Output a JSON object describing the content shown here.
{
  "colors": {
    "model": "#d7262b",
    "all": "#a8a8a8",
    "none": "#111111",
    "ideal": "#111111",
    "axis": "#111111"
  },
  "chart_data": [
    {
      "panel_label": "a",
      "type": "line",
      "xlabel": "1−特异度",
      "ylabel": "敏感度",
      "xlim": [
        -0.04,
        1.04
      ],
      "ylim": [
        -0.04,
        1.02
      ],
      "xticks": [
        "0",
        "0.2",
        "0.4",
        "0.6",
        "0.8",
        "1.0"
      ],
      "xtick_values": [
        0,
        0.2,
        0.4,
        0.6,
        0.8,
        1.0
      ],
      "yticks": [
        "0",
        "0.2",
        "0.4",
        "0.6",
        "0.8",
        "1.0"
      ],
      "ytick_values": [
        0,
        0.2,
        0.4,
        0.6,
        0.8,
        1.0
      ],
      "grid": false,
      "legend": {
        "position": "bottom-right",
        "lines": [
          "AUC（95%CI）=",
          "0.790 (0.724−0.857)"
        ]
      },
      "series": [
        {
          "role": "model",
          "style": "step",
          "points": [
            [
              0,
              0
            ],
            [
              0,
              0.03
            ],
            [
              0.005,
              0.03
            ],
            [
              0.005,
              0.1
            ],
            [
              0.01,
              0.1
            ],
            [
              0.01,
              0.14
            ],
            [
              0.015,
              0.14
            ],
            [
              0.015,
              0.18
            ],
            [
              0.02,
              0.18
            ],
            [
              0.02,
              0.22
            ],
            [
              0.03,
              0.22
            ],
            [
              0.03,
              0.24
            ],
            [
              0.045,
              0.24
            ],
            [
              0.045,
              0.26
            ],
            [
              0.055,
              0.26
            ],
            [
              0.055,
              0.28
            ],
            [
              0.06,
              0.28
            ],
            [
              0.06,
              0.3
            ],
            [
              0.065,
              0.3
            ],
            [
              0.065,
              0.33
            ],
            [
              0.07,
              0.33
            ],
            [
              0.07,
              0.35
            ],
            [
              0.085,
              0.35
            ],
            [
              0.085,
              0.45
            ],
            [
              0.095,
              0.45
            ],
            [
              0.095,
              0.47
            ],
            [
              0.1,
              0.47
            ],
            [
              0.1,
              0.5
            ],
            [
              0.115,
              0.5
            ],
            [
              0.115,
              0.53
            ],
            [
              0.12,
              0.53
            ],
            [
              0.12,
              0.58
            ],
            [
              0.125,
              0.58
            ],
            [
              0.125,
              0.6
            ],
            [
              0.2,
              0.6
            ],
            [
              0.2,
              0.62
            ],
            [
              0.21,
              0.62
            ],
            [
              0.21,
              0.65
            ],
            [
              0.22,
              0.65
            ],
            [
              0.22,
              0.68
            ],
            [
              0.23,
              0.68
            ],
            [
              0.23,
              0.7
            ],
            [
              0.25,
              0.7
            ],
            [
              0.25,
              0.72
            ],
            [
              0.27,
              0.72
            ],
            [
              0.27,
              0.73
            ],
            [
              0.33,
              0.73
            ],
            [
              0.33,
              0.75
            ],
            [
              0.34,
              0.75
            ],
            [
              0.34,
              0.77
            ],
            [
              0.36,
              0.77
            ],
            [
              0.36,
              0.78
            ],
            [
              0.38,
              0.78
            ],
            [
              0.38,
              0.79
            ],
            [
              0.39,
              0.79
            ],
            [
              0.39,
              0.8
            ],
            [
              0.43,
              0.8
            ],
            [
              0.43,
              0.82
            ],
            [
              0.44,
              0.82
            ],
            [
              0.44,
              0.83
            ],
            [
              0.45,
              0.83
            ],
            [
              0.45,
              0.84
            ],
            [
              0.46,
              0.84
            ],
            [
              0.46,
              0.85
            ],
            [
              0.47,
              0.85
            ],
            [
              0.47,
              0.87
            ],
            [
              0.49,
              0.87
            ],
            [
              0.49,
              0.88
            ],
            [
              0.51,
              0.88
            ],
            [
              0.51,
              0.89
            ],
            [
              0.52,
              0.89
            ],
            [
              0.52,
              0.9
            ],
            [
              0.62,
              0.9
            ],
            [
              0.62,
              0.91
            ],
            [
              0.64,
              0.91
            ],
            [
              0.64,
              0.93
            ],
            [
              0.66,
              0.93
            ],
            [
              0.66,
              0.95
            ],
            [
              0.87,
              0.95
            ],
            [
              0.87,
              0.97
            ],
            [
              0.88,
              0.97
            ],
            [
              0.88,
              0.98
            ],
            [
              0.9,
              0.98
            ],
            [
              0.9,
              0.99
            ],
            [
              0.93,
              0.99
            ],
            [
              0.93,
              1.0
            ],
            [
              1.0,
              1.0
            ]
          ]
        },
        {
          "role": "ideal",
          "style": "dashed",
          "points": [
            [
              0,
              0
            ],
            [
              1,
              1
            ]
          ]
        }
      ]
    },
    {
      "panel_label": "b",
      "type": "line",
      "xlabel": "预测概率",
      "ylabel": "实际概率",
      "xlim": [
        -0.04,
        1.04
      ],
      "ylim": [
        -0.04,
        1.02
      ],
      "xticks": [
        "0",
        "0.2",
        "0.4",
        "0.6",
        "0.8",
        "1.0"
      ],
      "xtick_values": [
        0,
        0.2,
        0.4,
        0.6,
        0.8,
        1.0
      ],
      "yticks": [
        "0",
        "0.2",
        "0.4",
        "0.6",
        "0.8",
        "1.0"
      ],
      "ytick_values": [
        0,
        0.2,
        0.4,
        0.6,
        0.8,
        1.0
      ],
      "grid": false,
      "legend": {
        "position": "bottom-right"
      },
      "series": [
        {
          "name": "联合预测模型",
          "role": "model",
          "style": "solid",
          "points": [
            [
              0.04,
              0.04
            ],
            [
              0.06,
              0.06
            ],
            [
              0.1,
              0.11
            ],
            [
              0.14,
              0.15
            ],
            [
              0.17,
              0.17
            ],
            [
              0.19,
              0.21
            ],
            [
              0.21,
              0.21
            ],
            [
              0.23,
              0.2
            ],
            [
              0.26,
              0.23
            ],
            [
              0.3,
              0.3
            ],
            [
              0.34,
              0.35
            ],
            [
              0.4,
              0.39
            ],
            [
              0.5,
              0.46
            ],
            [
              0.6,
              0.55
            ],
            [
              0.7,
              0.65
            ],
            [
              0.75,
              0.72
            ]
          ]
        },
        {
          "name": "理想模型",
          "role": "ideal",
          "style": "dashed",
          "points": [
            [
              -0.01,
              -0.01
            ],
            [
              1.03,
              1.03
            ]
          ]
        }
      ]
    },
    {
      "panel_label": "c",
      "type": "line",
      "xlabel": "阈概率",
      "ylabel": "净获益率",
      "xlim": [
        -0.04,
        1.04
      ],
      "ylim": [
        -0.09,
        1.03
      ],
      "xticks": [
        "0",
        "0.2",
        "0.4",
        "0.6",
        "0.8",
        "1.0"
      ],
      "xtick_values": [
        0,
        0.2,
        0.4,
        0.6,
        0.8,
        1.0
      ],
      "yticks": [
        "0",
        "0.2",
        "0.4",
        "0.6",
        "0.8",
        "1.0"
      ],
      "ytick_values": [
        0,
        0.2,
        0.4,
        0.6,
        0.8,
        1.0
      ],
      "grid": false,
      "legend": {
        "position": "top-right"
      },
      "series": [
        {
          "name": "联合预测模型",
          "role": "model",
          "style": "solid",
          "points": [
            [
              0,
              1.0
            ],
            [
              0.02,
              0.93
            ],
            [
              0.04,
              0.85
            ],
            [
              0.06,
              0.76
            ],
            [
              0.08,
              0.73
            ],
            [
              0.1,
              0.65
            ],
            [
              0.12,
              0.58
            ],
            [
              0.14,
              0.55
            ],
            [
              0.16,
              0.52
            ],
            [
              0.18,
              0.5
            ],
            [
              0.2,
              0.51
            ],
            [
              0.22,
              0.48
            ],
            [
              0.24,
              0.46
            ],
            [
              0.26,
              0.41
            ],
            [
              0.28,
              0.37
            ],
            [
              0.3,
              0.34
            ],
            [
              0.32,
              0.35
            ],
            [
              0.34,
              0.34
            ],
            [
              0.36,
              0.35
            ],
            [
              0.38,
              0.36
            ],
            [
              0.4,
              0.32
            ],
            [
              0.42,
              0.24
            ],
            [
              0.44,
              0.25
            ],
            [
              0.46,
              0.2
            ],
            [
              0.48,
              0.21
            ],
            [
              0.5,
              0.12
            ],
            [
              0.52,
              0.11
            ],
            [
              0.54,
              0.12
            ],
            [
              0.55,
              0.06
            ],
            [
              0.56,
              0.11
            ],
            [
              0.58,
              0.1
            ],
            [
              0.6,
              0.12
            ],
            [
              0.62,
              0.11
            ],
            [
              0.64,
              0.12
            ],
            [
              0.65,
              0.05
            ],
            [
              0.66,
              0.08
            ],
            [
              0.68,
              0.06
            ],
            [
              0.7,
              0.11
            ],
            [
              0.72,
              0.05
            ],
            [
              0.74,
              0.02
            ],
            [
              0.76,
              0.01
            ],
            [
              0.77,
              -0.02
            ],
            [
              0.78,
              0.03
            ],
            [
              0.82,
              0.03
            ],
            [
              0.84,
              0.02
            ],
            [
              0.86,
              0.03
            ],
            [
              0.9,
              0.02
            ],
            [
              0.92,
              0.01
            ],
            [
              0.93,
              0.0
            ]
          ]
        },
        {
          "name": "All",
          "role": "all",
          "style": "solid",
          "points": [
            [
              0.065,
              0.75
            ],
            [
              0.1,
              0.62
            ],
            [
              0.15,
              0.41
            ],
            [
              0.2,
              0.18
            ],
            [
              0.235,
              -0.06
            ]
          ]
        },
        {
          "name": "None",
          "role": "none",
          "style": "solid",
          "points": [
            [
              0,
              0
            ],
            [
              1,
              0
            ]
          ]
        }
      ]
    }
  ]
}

## Task directions
Isolate the lines above that contain the word "name" and copy them.

## Solution to this exercise
          "name": "联合预测模型",
          "name": "理想模型",
          "name": "联合预测模型",
          "name": "All",
          "name": "None",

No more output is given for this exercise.